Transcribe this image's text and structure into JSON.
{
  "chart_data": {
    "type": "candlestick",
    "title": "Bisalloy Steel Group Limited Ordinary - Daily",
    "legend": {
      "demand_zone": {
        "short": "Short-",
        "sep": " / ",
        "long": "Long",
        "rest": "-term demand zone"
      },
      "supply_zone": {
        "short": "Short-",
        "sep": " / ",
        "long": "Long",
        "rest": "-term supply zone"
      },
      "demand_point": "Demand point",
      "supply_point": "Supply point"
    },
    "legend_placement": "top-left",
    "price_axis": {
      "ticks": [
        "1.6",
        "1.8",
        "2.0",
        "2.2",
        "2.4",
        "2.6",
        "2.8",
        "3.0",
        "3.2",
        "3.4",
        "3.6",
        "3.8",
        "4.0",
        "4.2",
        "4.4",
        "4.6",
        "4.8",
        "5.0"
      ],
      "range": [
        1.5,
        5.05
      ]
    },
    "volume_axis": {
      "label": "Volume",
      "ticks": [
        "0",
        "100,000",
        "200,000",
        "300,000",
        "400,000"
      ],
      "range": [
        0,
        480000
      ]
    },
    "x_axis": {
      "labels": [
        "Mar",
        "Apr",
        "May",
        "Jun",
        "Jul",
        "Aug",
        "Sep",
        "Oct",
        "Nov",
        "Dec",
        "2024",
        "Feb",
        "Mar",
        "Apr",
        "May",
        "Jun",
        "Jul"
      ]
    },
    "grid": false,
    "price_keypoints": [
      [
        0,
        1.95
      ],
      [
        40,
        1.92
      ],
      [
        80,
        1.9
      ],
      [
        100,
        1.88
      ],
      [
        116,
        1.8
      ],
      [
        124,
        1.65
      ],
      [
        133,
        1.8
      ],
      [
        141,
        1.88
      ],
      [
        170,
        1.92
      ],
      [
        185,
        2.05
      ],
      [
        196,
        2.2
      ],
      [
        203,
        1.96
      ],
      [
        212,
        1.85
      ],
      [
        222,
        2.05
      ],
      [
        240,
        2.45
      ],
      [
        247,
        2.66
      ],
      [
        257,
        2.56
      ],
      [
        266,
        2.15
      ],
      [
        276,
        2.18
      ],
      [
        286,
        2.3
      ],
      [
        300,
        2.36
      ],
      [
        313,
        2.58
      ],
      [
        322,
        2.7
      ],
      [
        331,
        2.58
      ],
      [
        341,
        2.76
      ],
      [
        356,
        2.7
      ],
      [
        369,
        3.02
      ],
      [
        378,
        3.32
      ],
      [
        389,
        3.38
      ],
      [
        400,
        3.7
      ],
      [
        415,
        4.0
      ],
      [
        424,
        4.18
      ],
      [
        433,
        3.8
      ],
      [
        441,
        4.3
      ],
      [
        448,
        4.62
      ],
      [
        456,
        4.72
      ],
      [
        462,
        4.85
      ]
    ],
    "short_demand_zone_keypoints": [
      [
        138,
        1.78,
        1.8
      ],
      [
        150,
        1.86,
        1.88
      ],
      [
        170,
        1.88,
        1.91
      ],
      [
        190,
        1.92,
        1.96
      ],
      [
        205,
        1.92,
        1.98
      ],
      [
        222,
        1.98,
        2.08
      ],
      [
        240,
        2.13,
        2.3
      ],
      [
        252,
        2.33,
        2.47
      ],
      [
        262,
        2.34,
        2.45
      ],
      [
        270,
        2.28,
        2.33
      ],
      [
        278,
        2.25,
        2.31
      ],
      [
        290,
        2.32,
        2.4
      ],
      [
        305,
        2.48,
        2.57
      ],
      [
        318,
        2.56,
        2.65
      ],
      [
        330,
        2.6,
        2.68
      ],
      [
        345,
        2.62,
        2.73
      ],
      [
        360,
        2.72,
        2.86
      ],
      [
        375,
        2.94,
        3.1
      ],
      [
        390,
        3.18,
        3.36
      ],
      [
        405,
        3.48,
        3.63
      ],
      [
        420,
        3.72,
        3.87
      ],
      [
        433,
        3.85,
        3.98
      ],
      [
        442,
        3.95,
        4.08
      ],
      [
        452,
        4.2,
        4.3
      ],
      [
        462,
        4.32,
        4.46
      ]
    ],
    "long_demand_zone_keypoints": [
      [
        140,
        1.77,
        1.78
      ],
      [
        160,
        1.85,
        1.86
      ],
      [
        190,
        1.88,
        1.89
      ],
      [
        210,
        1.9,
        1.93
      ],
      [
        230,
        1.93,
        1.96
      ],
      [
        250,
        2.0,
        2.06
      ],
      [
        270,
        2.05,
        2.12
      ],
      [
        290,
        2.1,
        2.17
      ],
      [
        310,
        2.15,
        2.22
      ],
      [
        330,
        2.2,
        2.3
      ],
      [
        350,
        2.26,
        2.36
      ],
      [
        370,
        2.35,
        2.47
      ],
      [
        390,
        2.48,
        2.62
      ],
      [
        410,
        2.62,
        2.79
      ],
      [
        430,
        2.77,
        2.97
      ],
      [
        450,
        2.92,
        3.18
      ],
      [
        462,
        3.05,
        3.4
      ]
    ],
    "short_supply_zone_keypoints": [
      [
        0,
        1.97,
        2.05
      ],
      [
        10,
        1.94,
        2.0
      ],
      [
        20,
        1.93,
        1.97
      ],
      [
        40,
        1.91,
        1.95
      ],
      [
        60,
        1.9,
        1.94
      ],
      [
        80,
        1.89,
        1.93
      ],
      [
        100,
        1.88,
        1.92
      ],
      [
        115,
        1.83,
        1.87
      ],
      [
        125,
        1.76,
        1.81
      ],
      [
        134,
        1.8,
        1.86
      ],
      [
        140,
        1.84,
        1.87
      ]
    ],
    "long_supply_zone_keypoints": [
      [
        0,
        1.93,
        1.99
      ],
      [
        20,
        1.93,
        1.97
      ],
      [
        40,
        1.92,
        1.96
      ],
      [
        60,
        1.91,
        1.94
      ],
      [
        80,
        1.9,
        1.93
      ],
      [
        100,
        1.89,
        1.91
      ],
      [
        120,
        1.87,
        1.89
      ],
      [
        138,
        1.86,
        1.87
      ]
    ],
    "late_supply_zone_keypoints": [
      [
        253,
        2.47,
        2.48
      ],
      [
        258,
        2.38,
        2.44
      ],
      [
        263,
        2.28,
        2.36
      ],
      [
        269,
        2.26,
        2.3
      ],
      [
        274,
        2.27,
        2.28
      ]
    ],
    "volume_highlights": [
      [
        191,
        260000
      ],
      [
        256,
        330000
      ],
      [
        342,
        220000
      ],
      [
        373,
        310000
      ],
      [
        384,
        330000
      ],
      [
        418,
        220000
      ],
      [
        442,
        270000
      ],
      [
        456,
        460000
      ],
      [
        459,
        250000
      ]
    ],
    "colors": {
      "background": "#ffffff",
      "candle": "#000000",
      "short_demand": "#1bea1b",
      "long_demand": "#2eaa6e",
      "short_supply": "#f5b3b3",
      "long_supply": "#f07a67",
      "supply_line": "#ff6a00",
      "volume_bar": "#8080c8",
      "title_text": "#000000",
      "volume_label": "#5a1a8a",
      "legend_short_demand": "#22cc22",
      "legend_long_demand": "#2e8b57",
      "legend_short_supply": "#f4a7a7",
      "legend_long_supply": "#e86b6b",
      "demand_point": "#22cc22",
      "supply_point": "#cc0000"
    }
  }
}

--------------------------------

GIVEN REQUEST ->
Output all records verbatim.

EXERCISE RESULT ->
Transcribe this image's text and structure into JSON.
{
  "chart_data": {
    "type": "candlestick",
    "title": "Bisalloy Steel Group Limited Ordinary - Daily",
    "legend": {
      "demand_zone": {
        "short": "Short-",
        "sep": " / ",
        "long": "Long",
        "rest": "-term demand zone"
      },
      "supply_zone": {
        "short": "Short-",
        "sep": " / ",
        "long": "Long",
        "rest": "-term supply zone"
      },
      "demand_point": "Demand point",
      "supply_point": "Supply point"
    },
    "legend_placement": "top-left",
    "price_axis": {
      "ticks": [
        "1.6",
        "1.8",
        "2.0",
        "2.2",
        "2.4",
        "2.6",
        "2.8",
        "3.0",
        "3.2",
        "3.4",
        "3.6",
        "3.8",
        "4.0",
        "4.2",
        "4.4",
        "4.6",
        "4.8",
        "5.0"
      ],
      "range": [
        1.5,
        5.05
      ]
    },
    "volume_axis": {
      "label": "Volume",
      "ticks": [
        "0",
        "100,000",
        "200,000",
        "300,000",
        "400,000"
      ],
      "range": [
        0,
        480000
      ]
    },
    "x_axis": {
      "labels": [
        "Mar",
        "Apr",
        "May",
        "Jun",
        "Jul",
        "Aug",
        "Sep",
        "Oct",
        "Nov",
        "Dec",
        "2024",
        "Feb",
        "Mar",
        "Apr",
        "May",
        "Jun",
        "Jul"
      ]
    },
    "grid": false,
    "price_keypoints": [
      [
        0,
        1.95
      ],
      [
        40,
        1.92
      ],
      [
        80,
        1.9
      ],
      [
        100,
        1.88
      ],
      [
        116,
        1.8
      ],
      [
        124,
        1.65
      ],
      [
        133,
        1.8
      ],
      [
        141,
        1.88
      ],
      [
        170,
        1.92
      ],
      [
        185,
        2.05
      ],
      [
        196,
        2.2
      ],
      [
        203,
        1.96
      ],
      [
        212,
        1.85
      ],
      [
        222,
        2.05
      ],
      [
        240,
        2.45
      ],
      [
        247,
        2.66
      ],
      [
        257,
        2.56
      ],
      [
        266,
        2.15
      ],
      [
        276,
        2.18
      ],
      [
        286,
        2.3
      ],
      [
        300,
        2.36
      ],
      [
        313,
        2.58
      ],
      [
        322,
        2.7
      ],
      [
        331,
        2.58
      ],
      [
        341,
        2.76
      ],
      [
        356,
        2.7
      ],
      [
        369,
        3.02
      ],
      [
        378,
        3.32
      ],
      [
        389,
        3.38
      ],
      [
        400,
        3.7
      ],
      [
        415,
        4.0
      ],
      [
        424,
        4.18
      ],
      [
        433,
        3.8
      ],
      [
        441,
        4.3
      ],
      [
        448,
        4.62
      ],
      [
        456,
        4.72
      ],
      [
        462,
        4.85
      ]
    ],
    "short_demand_zone_keypoints": [
      [
        138,
        1.78,
        1.8
      ],
      [
        150,
        1.86,
        1.88
      ],
      [
        170,
        1.88,
        1.91
      ],
      [
        190,
        1.92,
        1.96
      ],
      [
        205,
        1.92,
        1.98
      ],
      [
        222,
        1.98,
        2.08
      ],
      [
        240,
        2.13,
        2.3
      ],
      [
        252,
        2.33,
        2.47
      ],
      [
        262,
        2.34,
        2.45
      ],
      [
        270,
        2.28,
        2.33
      ],
      [
        278,
        2.25,
        2.31
      ],
      [
        290,
        2.32,
        2.4
      ],
      [
        305,
        2.48,
        2.57
      ],
      [
        318,
        2.56,
        2.65
      ],
      [
        330,
        2.6,
        2.68
      ],
      [
        345,
        2.62,
        2.73
      ],
      [
        360,
        2.72,
        2.86
      ],
      [
        375,
        2.94,
        3.1
      ],
      [
        390,
        3.18,
        3.36
      ],
      [
        405,
        3.48,
        3.63
      ],
      [
        420,
        3.72,
        3.87
      ],
      [
        433,
        3.85,
        3.98
      ],
      [
        442,
        3.95,
        4.08
      ],
      [
        452,
        4.2,
        4.3
      ],
      [
        462,
        4.32,
        4.46
      ]
    ],
    "long_demand_zone_keypoints": [
      [
        140,
        1.77,
        1.78
      ],
      [
        160,
        1.85,
        1.86
      ],
      [
        190,
        1.88,
        1.89
      ],
      [
        210,
        1.9,
        1.93
      ],
      [
        230,
        1.93,
        1.96
      ],
      [
        250,
        2.0,
        2.06
      ],
      [
        270,
        2.05,
        2.12
      ],
      [
        290,
        2.1,
        2.17
      ],
      [
        310,
        2.15,
        2.22
      ],
      [
        330,
        2.2,
        2.3
      ],
      [
        350,
        2.26,
        2.36
      ],
      [
        370,
        2.35,
        2.47
      ],
      [
        390,
        2.48,
        2.62
      ],
      [
        410,
        2.62,
        2.79
      ],
      [
        430,
        2.77,
        2.97
      ],
      [
        450,
        2.92,
        3.18
      ],
      [
        462,
        3.05,
        3.4
      ]
    ],
    "short_supply_zone_keypoints": [
      [
        0,
        1.97,
        2.05
      ],
      [
        10,
        1.94,
        2.0
      ],
      [
        20,
        1.93,
        1.97
      ],
      [
        40,
        1.91,
        1.95
      ],
      [
        60,
        1.9,
        1.94
      ],
      [
        80,
        1.89,
        1.93
      ],
      [
        100,
        1.88,
        1.92
      ],
      [
        115,
        1.83,
        1.87
      ],
      [
        125,
        1.76,
        1.81
      ],
      [
        134,
        1.8,
        1.86
      ],
      [
        140,
        1.84,
        1.87
      ]
    ],
    "long_supply_zone_keypoints": [
      [
        0,
        1.93,
        1.99
      ],
      [
        20,
        1.93,
        1.97
      ],
      [
        40,
        1.92,
        1.96
      ],
      [
        60,
        1.91,
        1.94
      ],
      [
        80,
        1.9,
        1.93
      ],
      [
        100,
        1.89,
        1.91
      ],
      [
        120,
        1.87,
        1.89
      ],
      [
        138,
        1.86,
        1.87
      ]
    ],
    "late_supply_zone_keypoints": [
      [
        253,
        2.47,
        2.48
      ],
      [
        258,
        2.38,
        2.44
      ],
      [
        263,
        2.28,
        2.36
      ],
      [
        269,
        2.26,
        2.3
      ],
      [
        274,
        2.27,
        2.28
      ]
    ],
    "volume_highlights": [
      [
        191,
        260000
      ],
      [
        256,
        330000
      ],
      [
        342,
        220000
      ],
      [
        373,
        310000
      ],
      [
        384,
        330000
      ],
      [
        418,
        220000
      ],
      [
        442,
        270000
      ],
      [
        456,
        460000
      ],
      [
        459,
        250000
      ]
    ],
    "colors": {
      "background": "#ffffff",
      "candle": "#000000",
      "short_demand": "#1bea1b",
      "long_demand": "#2eaa6e",
      "short_supply": "#f5b3b3",
      "long_supply": "#f07a67",
      "supply_line": "#ff6a00",
      "volume_bar": "#8080c8",
      "title_text": "#000000",
      "volume_label": "#5a1a8a",
      "legend_short_demand": "#22cc22",
      "legend_long_demand": "#2e8b57",
      "legend_short_supply": "#f4a7a7",
      "legend_long_supply": "#e86b6b",
      "demand_point": "#22cc22",
      "supply_point": "#cc0000"
    }
  }
}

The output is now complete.